[START]

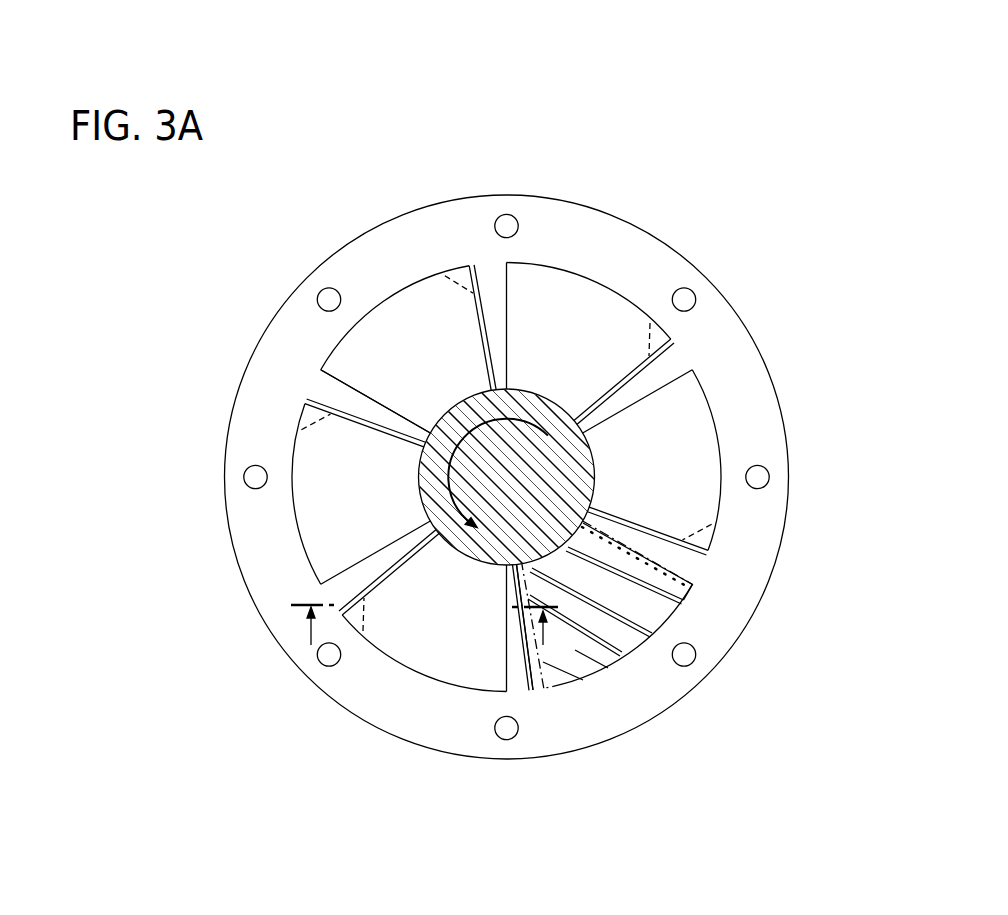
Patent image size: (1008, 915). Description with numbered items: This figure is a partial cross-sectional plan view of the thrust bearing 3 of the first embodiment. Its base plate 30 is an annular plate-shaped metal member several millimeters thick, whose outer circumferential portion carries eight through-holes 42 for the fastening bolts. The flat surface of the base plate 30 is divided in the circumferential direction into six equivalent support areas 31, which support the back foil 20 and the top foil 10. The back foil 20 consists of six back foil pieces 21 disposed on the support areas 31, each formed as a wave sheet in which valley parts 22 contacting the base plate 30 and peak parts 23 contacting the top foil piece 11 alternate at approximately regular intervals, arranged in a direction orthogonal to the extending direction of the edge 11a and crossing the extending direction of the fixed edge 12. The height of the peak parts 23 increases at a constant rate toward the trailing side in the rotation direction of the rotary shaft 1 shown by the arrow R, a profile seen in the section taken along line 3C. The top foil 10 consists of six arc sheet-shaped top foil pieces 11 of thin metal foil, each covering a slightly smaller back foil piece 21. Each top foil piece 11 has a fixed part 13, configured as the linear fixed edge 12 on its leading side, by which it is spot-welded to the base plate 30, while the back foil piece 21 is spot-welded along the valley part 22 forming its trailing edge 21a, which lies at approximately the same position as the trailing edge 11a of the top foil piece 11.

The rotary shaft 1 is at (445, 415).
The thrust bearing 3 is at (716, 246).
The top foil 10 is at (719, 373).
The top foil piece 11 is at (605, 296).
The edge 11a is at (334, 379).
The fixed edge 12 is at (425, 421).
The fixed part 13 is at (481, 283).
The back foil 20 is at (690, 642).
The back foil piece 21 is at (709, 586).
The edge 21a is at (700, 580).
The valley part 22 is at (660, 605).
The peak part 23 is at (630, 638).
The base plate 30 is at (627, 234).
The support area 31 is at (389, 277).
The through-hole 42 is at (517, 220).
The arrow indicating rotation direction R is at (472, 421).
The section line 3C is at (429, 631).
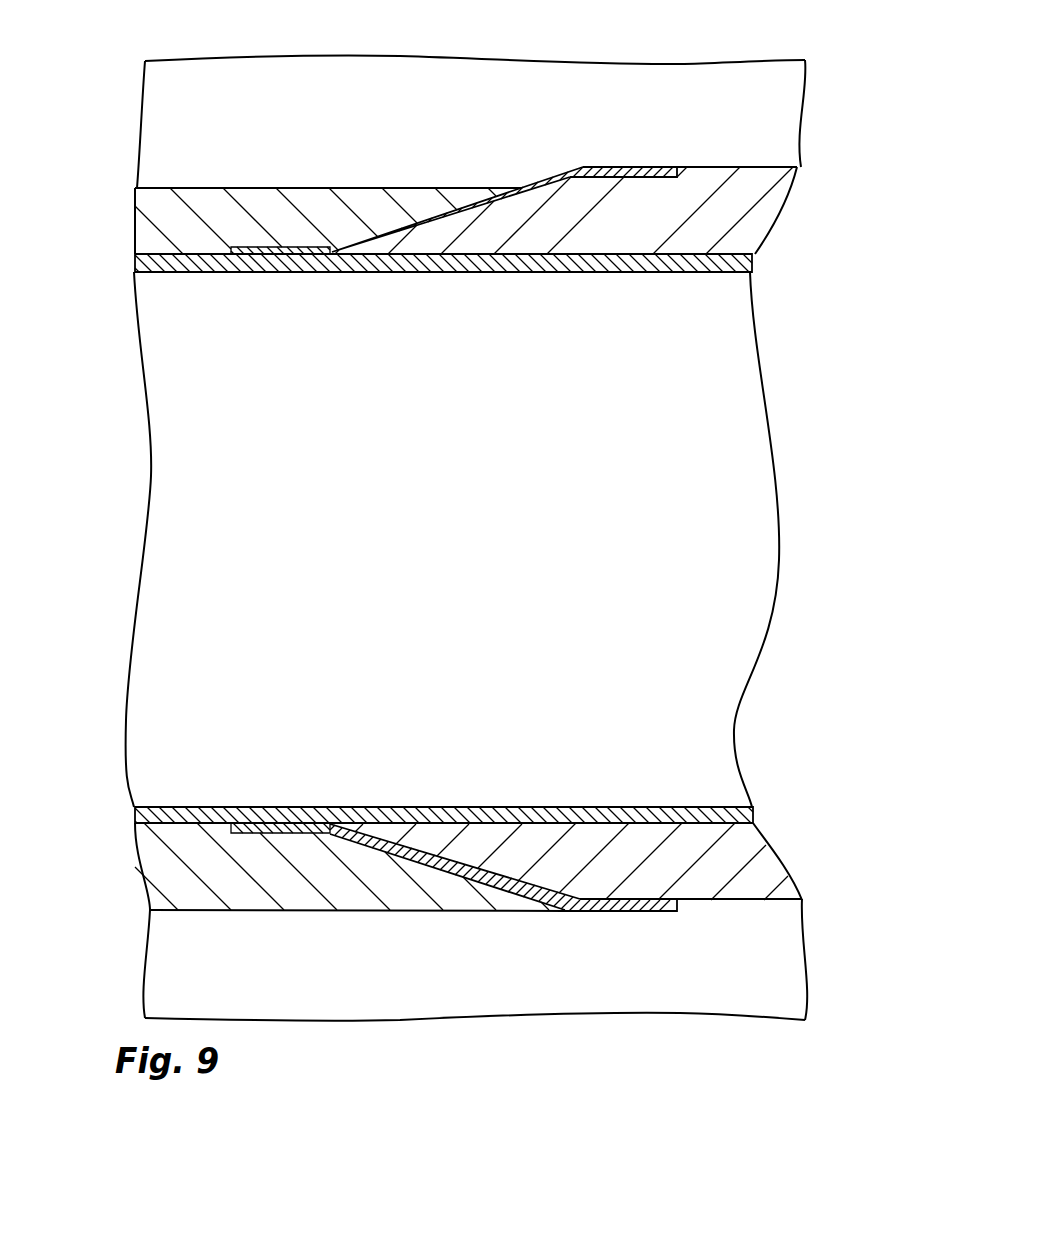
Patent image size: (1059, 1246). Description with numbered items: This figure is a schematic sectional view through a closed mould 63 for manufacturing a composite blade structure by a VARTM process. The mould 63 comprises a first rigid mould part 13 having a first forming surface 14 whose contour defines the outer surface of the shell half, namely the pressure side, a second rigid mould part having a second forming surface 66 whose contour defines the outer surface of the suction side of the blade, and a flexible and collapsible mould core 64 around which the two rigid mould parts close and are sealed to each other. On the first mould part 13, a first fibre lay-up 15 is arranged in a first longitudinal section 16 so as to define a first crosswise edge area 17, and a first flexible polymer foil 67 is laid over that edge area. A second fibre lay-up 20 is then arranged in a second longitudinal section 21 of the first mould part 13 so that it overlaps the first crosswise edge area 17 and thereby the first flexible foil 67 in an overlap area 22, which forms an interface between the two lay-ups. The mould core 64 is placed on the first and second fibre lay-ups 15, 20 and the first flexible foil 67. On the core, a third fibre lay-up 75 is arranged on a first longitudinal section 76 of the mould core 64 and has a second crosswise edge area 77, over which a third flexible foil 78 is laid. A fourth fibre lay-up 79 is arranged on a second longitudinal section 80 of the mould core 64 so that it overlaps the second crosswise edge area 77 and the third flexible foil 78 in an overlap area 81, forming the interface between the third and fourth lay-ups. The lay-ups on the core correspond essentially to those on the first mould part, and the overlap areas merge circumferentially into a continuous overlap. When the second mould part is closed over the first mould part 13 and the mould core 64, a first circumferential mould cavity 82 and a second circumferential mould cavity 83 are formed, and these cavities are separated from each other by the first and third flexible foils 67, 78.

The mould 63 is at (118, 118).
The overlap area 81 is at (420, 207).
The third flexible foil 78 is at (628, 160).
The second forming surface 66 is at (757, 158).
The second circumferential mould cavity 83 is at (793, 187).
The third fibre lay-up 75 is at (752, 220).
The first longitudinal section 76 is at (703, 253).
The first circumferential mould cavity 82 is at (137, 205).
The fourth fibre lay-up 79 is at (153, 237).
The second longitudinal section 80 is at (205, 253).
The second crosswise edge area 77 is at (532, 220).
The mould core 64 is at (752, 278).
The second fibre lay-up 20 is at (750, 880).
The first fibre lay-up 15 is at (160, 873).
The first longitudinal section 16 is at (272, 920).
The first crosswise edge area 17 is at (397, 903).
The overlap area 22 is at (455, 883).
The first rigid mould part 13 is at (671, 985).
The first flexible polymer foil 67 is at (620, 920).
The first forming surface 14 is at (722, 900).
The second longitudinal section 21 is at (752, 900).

[END]
[START]

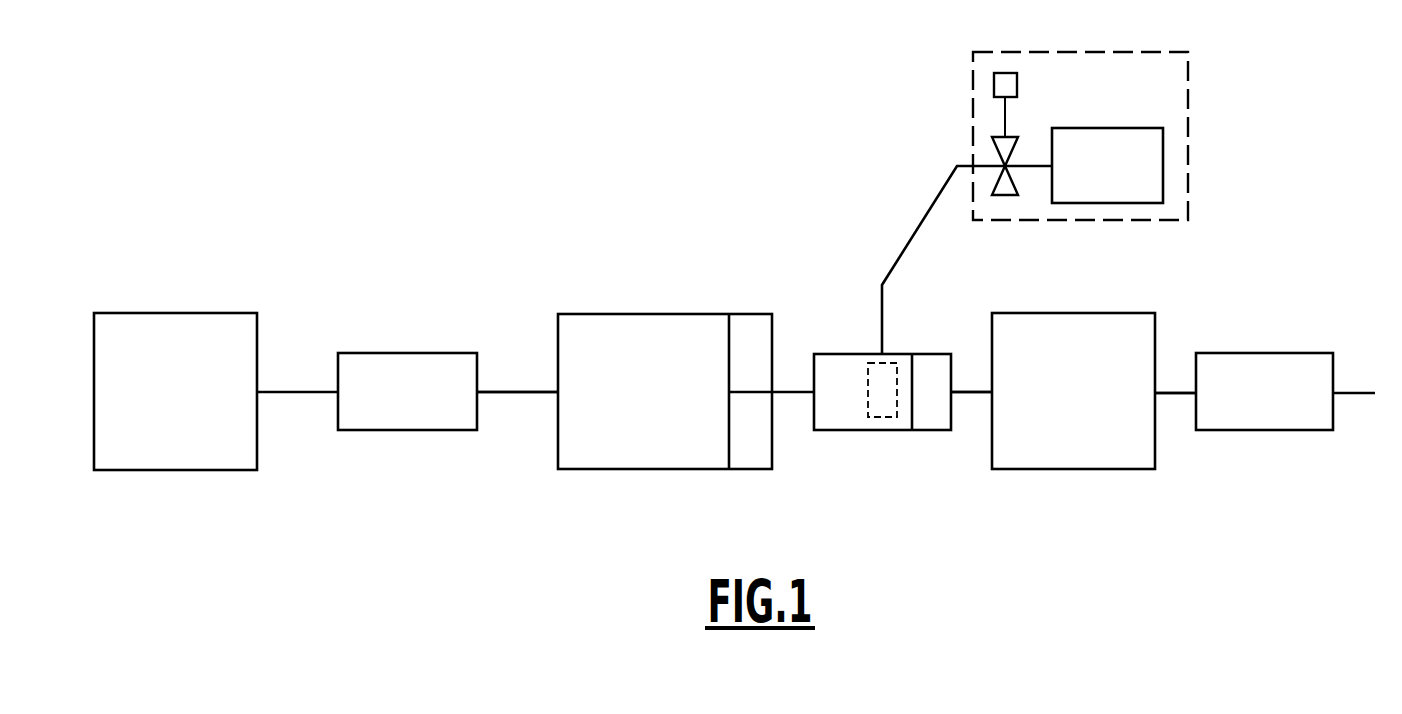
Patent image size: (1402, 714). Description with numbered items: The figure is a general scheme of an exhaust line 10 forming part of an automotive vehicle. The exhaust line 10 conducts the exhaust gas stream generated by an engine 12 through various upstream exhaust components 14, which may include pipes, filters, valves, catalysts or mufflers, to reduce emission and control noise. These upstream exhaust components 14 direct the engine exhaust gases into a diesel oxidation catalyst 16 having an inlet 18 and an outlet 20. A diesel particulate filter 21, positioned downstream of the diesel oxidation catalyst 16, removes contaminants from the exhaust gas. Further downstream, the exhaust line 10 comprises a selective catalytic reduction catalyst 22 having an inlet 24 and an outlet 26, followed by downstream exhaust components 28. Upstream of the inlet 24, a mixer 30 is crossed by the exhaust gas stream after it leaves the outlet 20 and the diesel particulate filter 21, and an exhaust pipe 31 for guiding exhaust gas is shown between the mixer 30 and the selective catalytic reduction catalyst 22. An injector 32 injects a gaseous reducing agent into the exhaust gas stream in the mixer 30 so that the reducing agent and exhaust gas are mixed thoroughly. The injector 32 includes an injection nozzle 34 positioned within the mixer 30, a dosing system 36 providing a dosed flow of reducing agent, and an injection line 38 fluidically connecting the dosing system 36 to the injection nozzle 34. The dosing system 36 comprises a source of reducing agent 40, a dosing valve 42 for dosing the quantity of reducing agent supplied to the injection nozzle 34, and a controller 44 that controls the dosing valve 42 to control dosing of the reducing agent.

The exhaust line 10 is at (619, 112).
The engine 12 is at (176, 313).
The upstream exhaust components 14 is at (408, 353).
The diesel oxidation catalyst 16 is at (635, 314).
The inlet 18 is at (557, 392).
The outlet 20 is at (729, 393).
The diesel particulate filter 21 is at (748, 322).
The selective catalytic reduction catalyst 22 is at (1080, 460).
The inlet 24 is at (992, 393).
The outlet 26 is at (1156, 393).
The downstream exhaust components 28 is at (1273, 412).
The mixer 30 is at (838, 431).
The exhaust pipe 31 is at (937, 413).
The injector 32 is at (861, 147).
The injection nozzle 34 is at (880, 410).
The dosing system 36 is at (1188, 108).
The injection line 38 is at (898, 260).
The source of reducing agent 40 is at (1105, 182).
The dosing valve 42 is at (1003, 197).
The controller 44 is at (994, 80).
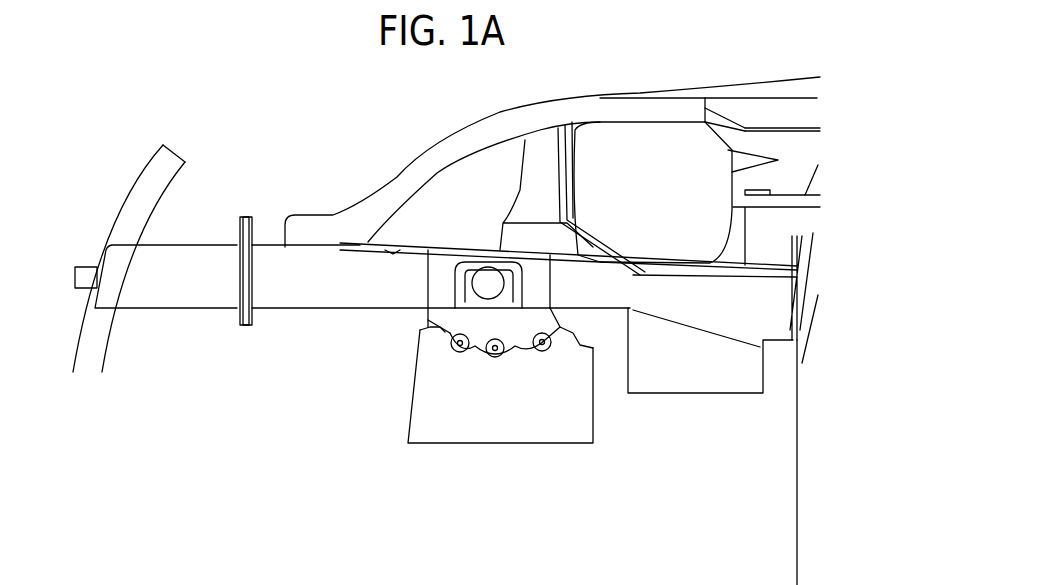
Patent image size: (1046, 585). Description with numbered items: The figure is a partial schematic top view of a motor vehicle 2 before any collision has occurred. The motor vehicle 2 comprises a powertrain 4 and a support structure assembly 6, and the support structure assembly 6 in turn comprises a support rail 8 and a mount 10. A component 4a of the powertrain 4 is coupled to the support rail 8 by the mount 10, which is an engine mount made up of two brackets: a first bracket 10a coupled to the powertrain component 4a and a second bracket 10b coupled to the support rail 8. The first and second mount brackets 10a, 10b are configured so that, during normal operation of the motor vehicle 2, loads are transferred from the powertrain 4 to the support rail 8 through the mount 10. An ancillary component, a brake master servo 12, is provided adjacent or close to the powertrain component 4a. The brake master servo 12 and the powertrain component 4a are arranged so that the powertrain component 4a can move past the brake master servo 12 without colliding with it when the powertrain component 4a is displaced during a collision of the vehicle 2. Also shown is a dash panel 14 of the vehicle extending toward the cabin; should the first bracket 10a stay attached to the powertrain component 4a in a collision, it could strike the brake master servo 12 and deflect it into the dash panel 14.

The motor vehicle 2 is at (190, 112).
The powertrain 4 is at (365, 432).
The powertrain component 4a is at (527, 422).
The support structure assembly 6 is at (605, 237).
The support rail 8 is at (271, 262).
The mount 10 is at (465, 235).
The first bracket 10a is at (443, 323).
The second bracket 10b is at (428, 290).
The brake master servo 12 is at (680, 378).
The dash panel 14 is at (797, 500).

[END]

## Given problem
Update the material starting with the line that contains "Patent image size: (1402, 714)." and going on through the line that contains "The mixer 30 is at (838, 431).". Replace "general scheme" with "overall diagram" and leave everything else unchanged.

## Task response
Patent image size: (1402, 714). Description with numbered items: The figure is a overall diagram of an exhaust line 10 forming part of an automotive vehicle. The exhaust line 10 conducts the exhaust gas stream generated by an engine 12 through various upstream exhaust components 14, which may include pipes, filters, valves, catalysts or mufflers, to reduce emission and control noise. These upstream exhaust components 14 direct the engine exhaust gases into a diesel oxidation catalyst 16 having an inlet 18 and an outlet 20. A diesel particulate filter 21, positioned downstream of the diesel oxidation catalyst 16, removes contaminants from the exhaust gas. Further downstream, the exhaust line 10 comprises a selective catalytic reduction catalyst 22 having an inlet 24 and an outlet 26, followed by downstream exhaust components 28. Upstream of the inlet 24, a mixer 30 is crossed by the exhaust gas stream after it leaves the outlet 20 and the diesel particulate filter 21, and an exhaust pipe 31 for guiding exhaust gas is shown between the mixer 30 and the selective catalytic reduction catalyst 22. An injector 32 injects a gaseous reducing agent into the exhaust gas stream in the mixer 30 so that the reducing agent and exhaust gas are mixed thoroughly. The injector 32 includes an injection nozzle 34 positioned within the mixer 30, a dosing system 36 providing a dosed flow of reducing agent, and an injection line 38 fluidically connecting the dosing system 36 to the injection nozzle 34. The dosing system 36 comprises a source of reducing agent 40, a dosing valve 42 for dosing the quantity of reducing agent supplied to the injection nozzle 34, and a controller 44 that controls the dosing valve 42 to control dosing of the reducing agent.

The exhaust line 10 is at (619, 112).
The engine 12 is at (176, 313).
The upstream exhaust components 14 is at (408, 353).
The diesel oxidation catalyst 16 is at (635, 314).
The inlet 18 is at (557, 392).
The outlet 20 is at (729, 393).
The diesel particulate filter 21 is at (748, 322).
The selective catalytic reduction catalyst 22 is at (1080, 460).
The inlet 24 is at (992, 393).
The outlet 26 is at (1156, 393).
The downstream exhaust components 28 is at (1273, 412).
The mixer 30 is at (838, 431).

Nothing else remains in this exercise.